Source material:
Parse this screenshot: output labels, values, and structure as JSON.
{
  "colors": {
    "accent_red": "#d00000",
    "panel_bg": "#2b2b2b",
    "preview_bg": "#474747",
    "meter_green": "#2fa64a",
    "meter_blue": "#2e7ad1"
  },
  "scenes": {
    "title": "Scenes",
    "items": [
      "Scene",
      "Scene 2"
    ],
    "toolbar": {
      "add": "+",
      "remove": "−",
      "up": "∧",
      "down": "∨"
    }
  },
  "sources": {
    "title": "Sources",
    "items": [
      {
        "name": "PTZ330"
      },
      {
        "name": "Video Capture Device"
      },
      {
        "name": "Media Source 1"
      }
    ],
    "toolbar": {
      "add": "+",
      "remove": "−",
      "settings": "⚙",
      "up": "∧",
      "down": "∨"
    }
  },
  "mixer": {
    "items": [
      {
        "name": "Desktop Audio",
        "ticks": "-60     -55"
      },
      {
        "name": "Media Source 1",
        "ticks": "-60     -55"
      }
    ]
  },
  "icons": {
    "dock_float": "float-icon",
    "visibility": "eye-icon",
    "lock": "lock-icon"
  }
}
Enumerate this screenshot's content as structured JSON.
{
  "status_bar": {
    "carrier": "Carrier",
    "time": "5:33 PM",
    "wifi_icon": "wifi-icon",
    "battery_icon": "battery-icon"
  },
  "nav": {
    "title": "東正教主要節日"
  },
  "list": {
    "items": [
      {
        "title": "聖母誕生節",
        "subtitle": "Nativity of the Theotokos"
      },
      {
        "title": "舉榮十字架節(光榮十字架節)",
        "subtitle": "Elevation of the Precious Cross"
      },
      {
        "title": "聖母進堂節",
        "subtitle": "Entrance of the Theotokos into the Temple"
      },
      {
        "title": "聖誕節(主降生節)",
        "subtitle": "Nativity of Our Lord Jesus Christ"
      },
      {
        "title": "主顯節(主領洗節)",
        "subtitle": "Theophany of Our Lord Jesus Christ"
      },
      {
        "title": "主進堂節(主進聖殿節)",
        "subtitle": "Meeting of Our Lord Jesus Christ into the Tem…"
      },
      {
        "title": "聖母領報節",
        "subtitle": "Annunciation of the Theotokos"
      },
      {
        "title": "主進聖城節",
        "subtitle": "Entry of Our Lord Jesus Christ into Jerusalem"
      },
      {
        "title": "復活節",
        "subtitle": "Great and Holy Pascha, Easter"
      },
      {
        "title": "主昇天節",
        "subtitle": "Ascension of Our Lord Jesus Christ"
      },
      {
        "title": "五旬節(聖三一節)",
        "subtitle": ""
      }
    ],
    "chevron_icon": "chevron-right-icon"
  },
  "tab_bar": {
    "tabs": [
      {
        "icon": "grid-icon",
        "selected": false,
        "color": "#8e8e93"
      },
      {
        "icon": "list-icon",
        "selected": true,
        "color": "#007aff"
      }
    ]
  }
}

What the task asks:
Take the lines above and print them exactly.

Reply:
Parse this screenshot: output labels, values, and structure as JSON.
{
  "colors": {
    "accent_red": "#d00000",
    "panel_bg": "#2b2b2b",
    "preview_bg": "#474747",
    "meter_green": "#2fa64a",
    "meter_blue": "#2e7ad1"
  },
  "scenes": {
    "title": "Scenes",
    "items": [
      "Scene",
      "Scene 2"
    ],
    "toolbar": {
      "add": "+",
      "remove": "−",
      "up": "∧",
      "down": "∨"
    }
  },
  "sources": {
    "title": "Sources",
    "items": [
      {
        "name": "PTZ330"
      },
      {
        "name": "Video Capture Device"
      },
      {
        "name": "Media Source 1"
      }
    ],
    "toolbar": {
      "add": "+",
      "remove": "−",
      "settings": "⚙",
      "up": "∧",
      "down": "∨"
    }
  },
  "mixer": {
    "items": [
      {
        "name": "Desktop Audio",
        "ticks": "-60     -55"
      },
      {
        "name": "Media Source 1",
        "ticks": "-60     -55"
      }
    ]
  },
  "icons": {
    "dock_float": "float-icon",
    "visibility": "eye-icon",
    "lock": "lock-icon"
  }
}
Enumerate this screenshot's content as structured JSON.
{
  "status_bar": {
    "carrier": "Carrier",
    "time": "5:33 PM",
    "wifi_icon": "wifi-icon",
    "battery_icon": "battery-icon"
  },
  "nav": {
    "title": "東正教主要節日"
  },
  "list": {
    "items": [
      {
        "title": "聖母誕生節",
        "subtitle": "Nativity of the Theotokos"
      },
      {
        "title": "舉榮十字架節(光榮十字架節)",
        "subtitle": "Elevation of the Precious Cross"
      },
      {
        "title": "聖母進堂節",
        "subtitle": "Entrance of the Theotokos into the Temple"
      },
      {
        "title": "聖誕節(主降生節)",
        "subtitle": "Nativity of Our Lord Jesus Christ"
      },
      {
        "title": "主顯節(主領洗節)",
        "subtitle": "Theophany of Our Lord Jesus Christ"
      },
      {
        "title": "主進堂節(主進聖殿節)",
        "subtitle": "Meeting of Our Lord Jesus Christ into the Tem…"
      },
      {
        "title": "聖母領報節",
        "subtitle": "Annunciation of the Theotokos"
      },
      {
        "title": "主進聖城節",
        "subtitle": "Entry of Our Lord Jesus Christ into Jerusalem"
      },
      {
        "title": "復活節",
        "subtitle": "Great and Holy Pascha, Easter"
      },
      {
        "title": "主昇天節",
        "subtitle": "Ascension of Our Lord Jesus Christ"
      },
      {
        "title": "五旬節(聖三一節)",
        "subtitle": ""
      }
    ],
    "chevron_icon": "chevron-right-icon"
  },
  "tab_bar": {
    "tabs": [
      {
        "icon": "grid-icon",
        "selected": false,
        "color": "#8e8e93"
      },
      {
        "icon": "list-icon",
        "selected": true,
        "color": "#007aff"
      }
    ]
  }
}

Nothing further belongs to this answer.